-- Start --

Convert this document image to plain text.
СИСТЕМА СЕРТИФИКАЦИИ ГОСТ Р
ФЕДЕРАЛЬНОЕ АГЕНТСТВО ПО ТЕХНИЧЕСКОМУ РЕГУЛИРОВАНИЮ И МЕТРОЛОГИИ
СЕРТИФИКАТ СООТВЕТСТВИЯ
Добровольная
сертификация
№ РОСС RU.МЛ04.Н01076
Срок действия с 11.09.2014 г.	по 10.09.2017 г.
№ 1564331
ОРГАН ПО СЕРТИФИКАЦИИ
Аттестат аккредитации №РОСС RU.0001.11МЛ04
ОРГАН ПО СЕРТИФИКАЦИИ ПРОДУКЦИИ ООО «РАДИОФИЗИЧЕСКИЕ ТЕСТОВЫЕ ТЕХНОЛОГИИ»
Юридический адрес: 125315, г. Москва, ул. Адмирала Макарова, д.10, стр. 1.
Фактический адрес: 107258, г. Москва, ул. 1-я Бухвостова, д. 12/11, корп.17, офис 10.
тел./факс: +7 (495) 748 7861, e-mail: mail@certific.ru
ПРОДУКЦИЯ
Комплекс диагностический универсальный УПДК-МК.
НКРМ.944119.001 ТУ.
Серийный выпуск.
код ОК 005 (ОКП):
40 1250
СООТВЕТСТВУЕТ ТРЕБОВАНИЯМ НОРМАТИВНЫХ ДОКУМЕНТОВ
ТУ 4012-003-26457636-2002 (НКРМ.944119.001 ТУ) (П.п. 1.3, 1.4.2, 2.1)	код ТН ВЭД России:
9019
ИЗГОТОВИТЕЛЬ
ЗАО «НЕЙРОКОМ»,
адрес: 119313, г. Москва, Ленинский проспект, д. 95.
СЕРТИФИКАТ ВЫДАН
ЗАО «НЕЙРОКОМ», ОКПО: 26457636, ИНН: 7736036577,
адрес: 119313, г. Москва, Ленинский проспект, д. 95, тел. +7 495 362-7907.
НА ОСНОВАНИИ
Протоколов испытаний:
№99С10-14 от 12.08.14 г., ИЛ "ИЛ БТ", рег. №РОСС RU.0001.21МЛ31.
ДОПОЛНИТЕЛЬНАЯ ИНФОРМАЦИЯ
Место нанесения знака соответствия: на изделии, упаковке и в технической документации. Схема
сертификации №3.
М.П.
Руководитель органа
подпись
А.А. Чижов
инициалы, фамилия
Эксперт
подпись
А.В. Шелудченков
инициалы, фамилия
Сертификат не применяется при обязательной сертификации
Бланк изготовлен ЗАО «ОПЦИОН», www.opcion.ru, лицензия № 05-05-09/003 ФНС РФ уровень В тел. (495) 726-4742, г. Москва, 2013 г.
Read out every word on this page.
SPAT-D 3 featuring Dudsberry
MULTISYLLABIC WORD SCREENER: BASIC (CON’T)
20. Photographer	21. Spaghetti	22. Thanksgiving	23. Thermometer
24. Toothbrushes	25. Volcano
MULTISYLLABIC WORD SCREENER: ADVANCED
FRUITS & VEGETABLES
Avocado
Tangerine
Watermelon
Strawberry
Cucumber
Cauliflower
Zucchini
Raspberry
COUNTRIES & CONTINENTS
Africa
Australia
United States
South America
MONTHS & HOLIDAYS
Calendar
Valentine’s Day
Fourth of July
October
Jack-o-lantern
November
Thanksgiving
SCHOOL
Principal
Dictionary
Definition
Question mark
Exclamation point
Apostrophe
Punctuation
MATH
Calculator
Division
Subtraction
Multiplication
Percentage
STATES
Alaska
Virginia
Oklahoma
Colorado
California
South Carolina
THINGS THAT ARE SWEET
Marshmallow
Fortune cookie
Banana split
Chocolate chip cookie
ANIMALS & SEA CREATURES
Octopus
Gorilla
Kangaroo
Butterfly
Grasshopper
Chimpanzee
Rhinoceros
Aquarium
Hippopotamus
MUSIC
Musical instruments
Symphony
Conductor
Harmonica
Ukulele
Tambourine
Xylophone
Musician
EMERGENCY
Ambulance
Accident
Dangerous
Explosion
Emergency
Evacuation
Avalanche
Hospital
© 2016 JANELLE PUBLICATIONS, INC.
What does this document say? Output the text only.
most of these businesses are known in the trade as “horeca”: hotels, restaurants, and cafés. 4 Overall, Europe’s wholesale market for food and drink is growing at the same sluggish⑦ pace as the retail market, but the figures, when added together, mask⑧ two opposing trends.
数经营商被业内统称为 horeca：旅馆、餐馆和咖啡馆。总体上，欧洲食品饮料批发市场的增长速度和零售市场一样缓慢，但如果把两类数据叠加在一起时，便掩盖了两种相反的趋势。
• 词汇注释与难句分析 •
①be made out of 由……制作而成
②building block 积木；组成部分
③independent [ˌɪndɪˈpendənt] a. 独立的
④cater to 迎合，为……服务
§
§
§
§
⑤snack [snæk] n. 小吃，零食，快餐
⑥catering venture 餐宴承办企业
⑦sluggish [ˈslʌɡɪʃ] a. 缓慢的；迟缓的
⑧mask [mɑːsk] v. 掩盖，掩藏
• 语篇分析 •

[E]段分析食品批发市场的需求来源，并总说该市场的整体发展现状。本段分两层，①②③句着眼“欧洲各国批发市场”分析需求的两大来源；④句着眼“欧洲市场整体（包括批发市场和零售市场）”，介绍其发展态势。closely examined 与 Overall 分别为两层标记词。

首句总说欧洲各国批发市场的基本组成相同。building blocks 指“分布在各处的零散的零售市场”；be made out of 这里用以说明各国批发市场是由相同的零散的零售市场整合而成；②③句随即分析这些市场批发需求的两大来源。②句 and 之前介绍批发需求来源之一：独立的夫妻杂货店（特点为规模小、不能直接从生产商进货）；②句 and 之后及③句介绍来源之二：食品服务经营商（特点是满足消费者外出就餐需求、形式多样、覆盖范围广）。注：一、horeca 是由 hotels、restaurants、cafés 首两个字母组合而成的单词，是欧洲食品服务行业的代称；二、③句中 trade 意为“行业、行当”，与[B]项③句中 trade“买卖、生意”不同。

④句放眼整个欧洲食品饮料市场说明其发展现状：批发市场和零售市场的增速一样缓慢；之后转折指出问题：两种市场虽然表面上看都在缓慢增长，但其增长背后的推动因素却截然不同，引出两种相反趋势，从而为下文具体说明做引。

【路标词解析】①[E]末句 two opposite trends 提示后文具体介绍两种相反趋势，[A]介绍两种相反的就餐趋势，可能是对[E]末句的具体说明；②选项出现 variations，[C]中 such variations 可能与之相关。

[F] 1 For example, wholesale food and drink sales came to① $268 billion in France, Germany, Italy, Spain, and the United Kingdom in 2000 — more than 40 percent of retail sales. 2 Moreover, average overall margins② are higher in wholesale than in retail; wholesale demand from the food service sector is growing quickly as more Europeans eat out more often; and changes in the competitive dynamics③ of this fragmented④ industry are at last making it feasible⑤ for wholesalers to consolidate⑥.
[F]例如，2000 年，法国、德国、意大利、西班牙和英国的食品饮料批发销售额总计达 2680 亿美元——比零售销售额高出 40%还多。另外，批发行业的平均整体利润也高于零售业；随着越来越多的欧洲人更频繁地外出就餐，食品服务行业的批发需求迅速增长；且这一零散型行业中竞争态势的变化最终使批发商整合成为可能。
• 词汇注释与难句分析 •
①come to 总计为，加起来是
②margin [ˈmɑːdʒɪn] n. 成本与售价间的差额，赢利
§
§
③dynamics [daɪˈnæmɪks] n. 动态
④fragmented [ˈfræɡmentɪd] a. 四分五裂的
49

-- End --

Copy every line in the listing above where the string "retail" turns up.

Complete output —
most of these businesses are known in the trade as “horeca”: hotels, restaurants, and cafés. 4 Overall, Europe’s wholesale market for food and drink is growing at the same sluggish⑦ pace as the retail market, but the figures, when added together, mask⑧ two opposing trends.
[F] 1 For example, wholesale food and drink sales came to① $268 billion in France, Germany, Italy, Spain, and the United Kingdom in 2000 — more than 40 percent of retail sales. 2 Moreover, average overall margins② are higher in wholesale than in retail; wholesale demand from the food service sector is growing quickly as more Europeans eat out more often; and changes in the competitive dynamics③ of this fragmented④ industry are at last making it feasible⑤ for wholesalers to consolidate⑥.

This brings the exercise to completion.